◆ What this task involves: Find the string "system" in the data, then copy every line where it is found.
Start
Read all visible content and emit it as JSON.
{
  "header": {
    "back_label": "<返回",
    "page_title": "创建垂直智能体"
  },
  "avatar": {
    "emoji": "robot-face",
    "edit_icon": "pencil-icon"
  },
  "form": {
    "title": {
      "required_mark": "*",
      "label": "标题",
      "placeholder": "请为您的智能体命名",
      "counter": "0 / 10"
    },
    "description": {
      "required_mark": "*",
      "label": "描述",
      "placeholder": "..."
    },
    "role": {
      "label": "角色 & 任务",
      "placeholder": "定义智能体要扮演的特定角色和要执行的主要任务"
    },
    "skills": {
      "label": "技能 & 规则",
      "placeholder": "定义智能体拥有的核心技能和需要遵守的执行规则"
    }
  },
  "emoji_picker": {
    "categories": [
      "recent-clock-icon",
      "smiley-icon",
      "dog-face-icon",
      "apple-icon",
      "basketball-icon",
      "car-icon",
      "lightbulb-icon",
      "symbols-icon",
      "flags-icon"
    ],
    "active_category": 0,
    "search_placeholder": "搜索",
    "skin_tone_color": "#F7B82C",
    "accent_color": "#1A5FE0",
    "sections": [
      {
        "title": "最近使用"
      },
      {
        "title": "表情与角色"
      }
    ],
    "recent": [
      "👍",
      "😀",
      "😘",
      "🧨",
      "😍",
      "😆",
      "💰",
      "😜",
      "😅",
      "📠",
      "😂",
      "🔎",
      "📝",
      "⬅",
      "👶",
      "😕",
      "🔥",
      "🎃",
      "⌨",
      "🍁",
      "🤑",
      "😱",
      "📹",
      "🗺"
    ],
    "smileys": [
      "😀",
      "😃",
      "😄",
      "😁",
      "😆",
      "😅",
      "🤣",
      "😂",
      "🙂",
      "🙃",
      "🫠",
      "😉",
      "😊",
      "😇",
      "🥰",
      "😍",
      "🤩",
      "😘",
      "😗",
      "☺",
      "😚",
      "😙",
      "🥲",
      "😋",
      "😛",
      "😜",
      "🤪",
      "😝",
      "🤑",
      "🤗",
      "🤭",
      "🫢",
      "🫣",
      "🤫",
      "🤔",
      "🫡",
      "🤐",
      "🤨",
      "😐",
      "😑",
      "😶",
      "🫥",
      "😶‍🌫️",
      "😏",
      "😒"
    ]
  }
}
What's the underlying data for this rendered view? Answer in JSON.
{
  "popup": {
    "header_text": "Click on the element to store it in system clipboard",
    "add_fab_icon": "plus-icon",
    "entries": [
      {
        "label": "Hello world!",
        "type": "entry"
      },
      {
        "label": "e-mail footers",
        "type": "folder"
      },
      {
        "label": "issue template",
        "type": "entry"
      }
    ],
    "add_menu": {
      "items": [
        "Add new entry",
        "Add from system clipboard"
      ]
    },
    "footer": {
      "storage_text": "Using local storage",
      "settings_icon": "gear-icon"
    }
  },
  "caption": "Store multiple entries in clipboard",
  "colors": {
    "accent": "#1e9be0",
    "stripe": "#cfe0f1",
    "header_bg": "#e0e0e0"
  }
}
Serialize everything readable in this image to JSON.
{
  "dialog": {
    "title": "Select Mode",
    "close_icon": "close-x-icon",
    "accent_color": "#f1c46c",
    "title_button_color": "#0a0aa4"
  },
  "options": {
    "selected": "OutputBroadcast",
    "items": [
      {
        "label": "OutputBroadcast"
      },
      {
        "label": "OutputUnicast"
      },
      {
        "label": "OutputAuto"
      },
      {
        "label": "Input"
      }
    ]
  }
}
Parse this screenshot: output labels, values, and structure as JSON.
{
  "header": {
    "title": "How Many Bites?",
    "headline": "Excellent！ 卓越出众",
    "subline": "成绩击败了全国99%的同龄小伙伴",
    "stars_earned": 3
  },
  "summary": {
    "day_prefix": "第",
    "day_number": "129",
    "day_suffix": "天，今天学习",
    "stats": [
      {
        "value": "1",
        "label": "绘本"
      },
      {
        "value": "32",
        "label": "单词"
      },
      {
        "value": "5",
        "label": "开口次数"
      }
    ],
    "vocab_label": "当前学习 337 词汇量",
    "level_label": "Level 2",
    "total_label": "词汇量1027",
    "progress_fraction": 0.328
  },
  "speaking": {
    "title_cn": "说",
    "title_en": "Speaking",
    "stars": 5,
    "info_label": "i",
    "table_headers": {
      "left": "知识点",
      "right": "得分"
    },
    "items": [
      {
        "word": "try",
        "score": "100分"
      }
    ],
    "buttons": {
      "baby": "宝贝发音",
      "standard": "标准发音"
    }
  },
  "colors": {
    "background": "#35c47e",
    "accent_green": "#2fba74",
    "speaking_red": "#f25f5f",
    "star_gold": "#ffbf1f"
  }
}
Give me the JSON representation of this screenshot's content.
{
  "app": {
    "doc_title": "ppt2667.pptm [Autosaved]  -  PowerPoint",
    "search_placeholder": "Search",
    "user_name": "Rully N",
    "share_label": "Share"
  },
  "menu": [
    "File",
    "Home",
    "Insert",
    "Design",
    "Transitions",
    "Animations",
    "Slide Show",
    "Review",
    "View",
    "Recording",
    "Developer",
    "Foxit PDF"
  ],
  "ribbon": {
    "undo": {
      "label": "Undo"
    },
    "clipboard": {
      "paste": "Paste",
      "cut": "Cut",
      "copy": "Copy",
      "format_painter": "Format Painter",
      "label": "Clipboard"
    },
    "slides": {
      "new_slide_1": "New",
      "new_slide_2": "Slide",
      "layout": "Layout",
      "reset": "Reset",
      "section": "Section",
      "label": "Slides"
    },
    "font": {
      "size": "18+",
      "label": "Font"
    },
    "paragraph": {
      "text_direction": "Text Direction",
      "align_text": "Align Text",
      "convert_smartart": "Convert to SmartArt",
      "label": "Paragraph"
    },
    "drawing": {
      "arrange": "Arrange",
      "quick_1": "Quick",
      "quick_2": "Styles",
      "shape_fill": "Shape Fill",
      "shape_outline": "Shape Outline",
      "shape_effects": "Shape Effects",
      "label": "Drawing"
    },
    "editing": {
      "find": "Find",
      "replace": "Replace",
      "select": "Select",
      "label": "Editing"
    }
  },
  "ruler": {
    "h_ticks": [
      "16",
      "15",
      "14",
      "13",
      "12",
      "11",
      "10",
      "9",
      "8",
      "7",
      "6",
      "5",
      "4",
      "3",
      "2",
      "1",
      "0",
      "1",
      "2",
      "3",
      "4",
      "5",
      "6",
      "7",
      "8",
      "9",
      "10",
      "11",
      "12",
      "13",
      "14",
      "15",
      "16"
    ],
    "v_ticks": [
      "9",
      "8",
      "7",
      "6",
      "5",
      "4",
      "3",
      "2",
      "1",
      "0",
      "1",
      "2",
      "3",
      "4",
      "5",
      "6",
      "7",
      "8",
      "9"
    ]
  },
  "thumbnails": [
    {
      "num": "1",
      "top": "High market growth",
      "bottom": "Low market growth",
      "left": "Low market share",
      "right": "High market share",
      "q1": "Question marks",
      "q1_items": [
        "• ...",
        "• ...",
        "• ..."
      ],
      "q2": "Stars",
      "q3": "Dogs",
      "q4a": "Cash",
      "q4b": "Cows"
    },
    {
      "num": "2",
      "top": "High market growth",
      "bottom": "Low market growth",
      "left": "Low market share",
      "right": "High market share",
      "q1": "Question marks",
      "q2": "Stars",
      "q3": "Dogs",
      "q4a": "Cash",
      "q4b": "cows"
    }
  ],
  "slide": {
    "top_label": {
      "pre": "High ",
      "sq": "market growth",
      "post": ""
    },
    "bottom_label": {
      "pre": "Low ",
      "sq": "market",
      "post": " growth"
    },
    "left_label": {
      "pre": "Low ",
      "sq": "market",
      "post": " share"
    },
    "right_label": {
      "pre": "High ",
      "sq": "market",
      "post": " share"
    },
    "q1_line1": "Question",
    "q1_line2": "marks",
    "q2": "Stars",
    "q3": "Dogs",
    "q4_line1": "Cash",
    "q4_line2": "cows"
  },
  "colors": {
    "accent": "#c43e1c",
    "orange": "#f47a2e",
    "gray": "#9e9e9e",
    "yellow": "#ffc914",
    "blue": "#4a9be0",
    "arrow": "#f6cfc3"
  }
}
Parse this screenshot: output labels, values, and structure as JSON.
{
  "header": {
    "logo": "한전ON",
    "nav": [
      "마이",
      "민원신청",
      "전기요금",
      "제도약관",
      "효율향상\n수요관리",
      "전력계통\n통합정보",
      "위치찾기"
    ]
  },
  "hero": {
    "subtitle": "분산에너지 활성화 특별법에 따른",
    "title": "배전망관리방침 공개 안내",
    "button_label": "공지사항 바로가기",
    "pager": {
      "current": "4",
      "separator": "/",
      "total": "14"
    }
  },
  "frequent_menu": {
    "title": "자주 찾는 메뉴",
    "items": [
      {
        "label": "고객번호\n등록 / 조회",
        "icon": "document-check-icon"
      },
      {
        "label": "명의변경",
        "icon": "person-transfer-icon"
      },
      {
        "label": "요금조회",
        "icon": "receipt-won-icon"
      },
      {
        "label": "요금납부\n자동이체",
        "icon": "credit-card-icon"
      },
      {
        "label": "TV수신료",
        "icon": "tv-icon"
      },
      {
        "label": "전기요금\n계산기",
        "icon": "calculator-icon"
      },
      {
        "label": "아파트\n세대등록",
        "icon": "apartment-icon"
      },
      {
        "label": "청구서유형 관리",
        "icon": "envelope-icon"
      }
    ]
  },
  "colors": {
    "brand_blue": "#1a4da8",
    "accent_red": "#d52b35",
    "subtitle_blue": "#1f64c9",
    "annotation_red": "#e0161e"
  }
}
End
◆ Response to this exercise:
    "header_text": "Click on the element to store it in system clipboard",
        "Add from system clipboard"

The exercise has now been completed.